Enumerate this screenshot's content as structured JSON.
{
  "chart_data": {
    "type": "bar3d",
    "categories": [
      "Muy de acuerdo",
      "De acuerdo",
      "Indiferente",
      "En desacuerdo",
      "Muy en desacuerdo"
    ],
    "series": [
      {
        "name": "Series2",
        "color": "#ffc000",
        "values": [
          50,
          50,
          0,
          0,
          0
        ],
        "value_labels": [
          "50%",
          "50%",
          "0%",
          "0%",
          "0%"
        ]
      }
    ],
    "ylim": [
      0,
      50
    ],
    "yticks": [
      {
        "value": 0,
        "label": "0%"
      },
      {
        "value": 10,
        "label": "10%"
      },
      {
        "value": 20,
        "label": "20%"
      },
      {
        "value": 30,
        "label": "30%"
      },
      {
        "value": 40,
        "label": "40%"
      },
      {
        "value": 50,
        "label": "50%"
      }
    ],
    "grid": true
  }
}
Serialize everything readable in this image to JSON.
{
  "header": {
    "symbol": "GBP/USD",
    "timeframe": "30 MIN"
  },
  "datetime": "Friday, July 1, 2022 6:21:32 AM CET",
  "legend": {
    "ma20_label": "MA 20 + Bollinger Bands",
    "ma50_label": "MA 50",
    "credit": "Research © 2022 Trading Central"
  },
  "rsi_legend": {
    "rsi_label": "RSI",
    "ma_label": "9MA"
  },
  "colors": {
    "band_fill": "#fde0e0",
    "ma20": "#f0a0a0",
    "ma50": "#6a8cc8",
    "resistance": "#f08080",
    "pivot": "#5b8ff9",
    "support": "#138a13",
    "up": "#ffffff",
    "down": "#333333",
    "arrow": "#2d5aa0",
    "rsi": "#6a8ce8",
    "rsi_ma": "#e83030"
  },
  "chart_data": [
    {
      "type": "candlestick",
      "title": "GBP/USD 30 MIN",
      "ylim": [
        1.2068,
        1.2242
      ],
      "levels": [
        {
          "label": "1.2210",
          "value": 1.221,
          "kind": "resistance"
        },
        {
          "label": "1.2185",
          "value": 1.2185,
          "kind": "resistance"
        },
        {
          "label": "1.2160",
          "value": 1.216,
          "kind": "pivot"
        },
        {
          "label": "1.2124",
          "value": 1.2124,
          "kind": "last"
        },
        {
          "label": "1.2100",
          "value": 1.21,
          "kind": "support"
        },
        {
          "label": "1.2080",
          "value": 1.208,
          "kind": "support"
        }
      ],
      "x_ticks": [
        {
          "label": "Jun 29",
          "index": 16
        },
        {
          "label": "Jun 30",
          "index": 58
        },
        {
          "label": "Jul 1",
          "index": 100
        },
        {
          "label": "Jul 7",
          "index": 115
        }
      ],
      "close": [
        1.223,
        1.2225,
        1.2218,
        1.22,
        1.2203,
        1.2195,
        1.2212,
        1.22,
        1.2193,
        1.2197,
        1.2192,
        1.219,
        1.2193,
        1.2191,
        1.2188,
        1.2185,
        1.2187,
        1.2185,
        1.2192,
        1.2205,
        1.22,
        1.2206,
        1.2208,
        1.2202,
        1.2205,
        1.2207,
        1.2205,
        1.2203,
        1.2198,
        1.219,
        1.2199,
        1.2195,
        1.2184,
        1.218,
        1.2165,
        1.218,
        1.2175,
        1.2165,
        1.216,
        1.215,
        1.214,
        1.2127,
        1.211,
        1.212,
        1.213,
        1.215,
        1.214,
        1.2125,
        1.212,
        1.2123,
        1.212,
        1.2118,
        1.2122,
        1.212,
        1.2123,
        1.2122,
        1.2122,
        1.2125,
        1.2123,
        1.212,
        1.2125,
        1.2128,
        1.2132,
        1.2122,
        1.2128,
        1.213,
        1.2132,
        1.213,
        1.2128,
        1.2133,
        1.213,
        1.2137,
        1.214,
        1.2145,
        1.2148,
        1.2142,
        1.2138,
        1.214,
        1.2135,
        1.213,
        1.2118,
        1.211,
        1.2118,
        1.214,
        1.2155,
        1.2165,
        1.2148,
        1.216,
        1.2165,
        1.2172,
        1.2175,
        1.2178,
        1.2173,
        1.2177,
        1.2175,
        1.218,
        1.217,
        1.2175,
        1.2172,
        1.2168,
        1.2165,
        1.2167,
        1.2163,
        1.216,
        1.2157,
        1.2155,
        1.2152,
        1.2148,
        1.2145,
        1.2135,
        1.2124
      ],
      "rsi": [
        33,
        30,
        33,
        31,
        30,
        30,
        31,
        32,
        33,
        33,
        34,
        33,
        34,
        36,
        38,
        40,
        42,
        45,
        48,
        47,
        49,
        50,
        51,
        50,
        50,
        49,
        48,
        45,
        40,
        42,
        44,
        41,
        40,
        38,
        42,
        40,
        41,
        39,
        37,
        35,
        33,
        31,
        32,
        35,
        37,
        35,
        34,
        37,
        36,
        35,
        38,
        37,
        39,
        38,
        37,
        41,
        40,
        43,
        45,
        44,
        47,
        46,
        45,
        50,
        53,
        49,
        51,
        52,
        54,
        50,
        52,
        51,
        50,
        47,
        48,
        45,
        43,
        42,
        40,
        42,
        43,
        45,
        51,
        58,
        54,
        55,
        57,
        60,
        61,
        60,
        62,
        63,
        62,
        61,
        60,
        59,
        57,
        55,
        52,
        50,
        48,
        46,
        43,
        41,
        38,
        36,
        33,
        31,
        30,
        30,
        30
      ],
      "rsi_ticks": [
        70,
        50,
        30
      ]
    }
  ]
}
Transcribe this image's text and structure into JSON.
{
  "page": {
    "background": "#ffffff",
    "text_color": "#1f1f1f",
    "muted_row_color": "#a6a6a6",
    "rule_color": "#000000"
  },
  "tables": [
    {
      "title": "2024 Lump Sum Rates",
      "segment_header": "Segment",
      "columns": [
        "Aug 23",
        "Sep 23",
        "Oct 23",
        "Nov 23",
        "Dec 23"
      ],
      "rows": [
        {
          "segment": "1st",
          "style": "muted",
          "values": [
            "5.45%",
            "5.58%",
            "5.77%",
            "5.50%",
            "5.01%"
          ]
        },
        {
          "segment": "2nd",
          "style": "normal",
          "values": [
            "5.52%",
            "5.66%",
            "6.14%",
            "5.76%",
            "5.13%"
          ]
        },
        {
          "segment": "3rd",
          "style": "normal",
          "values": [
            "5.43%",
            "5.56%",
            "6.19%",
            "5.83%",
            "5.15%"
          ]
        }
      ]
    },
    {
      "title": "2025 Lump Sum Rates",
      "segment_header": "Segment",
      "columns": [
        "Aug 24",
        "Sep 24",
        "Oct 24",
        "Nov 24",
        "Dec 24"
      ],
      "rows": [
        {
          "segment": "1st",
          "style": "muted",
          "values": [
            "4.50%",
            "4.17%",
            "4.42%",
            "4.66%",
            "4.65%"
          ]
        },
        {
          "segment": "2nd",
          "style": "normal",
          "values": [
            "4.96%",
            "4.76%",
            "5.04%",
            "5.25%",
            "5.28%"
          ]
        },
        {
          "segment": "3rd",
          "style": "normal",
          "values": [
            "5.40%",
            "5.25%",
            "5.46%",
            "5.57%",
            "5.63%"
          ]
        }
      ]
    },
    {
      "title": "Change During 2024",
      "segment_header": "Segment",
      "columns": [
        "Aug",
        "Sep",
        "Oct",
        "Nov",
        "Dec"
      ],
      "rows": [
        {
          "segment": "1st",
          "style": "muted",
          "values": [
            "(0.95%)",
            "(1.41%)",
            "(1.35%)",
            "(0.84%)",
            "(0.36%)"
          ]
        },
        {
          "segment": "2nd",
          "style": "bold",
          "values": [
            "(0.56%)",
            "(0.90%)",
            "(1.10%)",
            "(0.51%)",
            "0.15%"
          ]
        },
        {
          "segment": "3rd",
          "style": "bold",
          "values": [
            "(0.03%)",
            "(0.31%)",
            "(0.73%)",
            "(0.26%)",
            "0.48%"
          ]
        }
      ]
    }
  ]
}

→ YOUR GOAL:
Copy in full each line that holds the word "image".

→ WORKED ANSWER:
Serialize everything readable in this image to JSON.
Transcribe this image's text and structure into JSON.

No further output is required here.